**Exercise details:** All lines in which the word "统筹协调部门" occurs are to be extracted.

**Extracted records:**
▼
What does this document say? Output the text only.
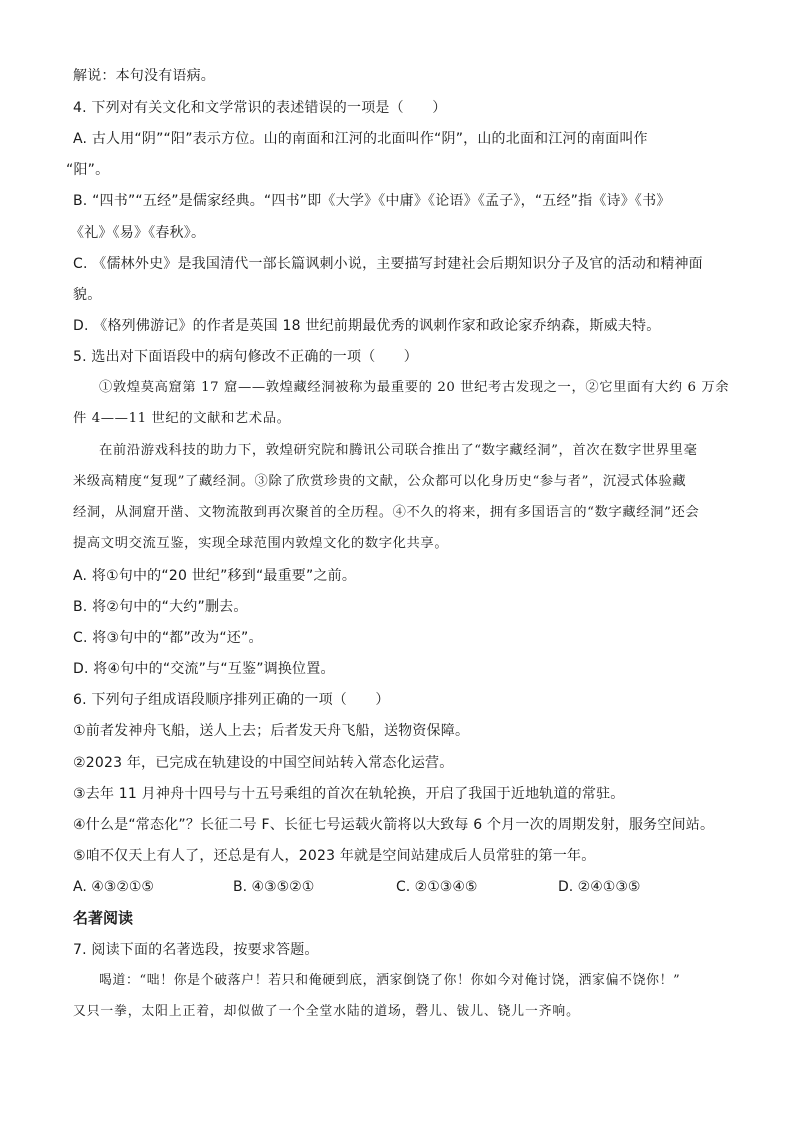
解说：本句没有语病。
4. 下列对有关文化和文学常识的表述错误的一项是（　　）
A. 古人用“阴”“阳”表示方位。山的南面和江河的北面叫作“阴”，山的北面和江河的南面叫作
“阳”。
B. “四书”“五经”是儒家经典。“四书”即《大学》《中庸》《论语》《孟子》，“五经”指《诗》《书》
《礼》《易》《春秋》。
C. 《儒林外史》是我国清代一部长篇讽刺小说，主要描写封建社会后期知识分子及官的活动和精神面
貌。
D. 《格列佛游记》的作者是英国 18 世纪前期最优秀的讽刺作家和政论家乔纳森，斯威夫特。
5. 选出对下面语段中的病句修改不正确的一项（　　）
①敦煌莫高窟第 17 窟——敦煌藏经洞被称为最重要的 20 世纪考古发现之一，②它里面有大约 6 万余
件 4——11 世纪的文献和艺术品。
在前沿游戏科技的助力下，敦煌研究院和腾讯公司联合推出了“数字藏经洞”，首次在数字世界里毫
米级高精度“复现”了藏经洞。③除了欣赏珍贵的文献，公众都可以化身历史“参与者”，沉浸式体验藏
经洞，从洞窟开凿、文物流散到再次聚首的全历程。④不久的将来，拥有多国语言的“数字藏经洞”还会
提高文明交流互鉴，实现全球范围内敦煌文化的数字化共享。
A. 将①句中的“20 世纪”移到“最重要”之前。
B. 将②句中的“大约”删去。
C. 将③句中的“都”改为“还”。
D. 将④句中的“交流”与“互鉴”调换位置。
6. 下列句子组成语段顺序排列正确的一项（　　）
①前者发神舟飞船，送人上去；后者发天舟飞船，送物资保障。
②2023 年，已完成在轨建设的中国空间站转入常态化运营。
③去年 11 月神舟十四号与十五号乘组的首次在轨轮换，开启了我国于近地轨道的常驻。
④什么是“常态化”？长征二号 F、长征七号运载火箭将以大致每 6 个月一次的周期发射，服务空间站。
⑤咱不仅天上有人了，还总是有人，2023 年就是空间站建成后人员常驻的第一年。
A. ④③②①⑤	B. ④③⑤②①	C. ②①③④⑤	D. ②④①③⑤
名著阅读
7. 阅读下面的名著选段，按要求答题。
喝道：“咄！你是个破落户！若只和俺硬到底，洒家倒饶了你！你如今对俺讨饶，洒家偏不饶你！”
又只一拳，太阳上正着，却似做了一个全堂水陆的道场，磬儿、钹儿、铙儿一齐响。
▲
▼
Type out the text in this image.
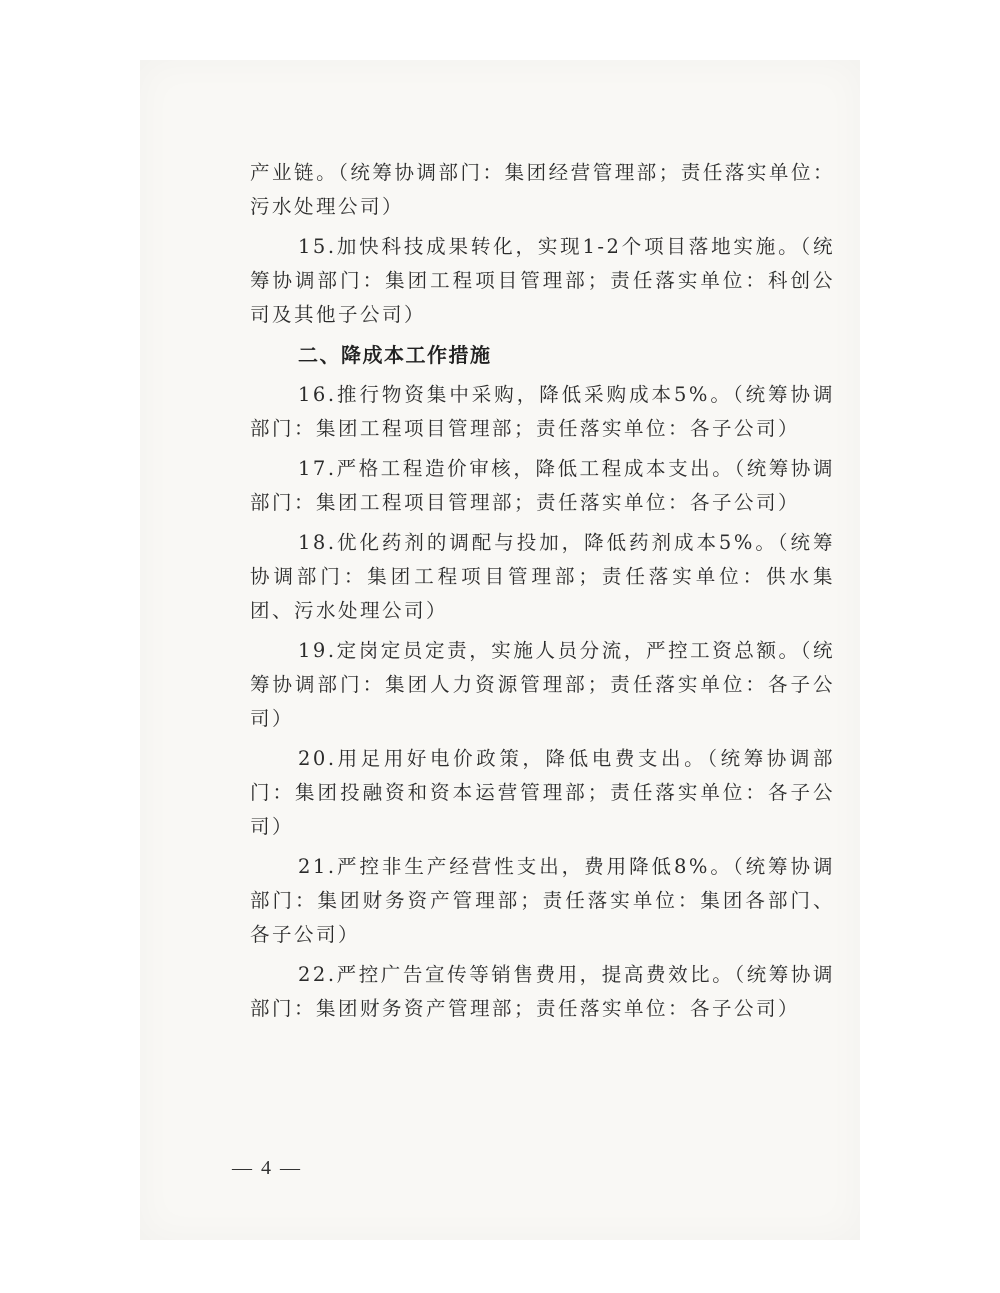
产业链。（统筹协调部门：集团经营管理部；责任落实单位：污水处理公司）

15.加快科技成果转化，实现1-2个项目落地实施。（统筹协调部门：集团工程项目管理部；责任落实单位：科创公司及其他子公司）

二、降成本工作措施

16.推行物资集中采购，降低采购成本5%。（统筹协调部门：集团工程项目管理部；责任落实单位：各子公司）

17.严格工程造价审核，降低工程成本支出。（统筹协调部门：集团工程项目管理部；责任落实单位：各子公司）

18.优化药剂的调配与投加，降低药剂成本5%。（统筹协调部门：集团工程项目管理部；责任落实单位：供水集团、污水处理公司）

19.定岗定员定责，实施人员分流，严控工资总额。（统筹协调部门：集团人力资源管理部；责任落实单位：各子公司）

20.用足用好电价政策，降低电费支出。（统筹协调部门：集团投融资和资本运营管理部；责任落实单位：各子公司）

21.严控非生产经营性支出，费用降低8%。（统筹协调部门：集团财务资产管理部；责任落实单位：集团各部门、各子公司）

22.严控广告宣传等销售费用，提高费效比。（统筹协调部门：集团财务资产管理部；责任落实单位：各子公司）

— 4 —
▲
**Exercise result:**
产业链。（统筹协调部门：集团经营管理部；责任落实单位：污水处理公司）
15.加快科技成果转化，实现1-2个项目落地实施。（统筹协调部门：集团工程项目管理部；责任落实单位：科创公司及其他子公司）
16.推行物资集中采购，降低采购成本5%。（统筹协调部门：集团工程项目管理部；责任落实单位：各子公司）
17.严格工程造价审核，降低工程成本支出。（统筹协调部门：集团工程项目管理部；责任落实单位：各子公司）
18.优化药剂的调配与投加，降低药剂成本5%。（统筹协调部门：集团工程项目管理部；责任落实单位：供水集团、污水处理公司）
19.定岗定员定责，实施人员分流，严控工资总额。（统筹协调部门：集团人力资源管理部；责任落实单位：各子公司）
20.用足用好电价政策，降低电费支出。（统筹协调部门：集团投融资和资本运营管理部；责任落实单位：各子公司）
21.严控非生产经营性支出，费用降低8%。（统筹协调部门：集团财务资产管理部；责任落实单位：集团各部门、各子公司）
22.严控广告宣传等销售费用，提高费效比。（统筹协调部门：集团财务资产管理部；责任落实单位：各子公司）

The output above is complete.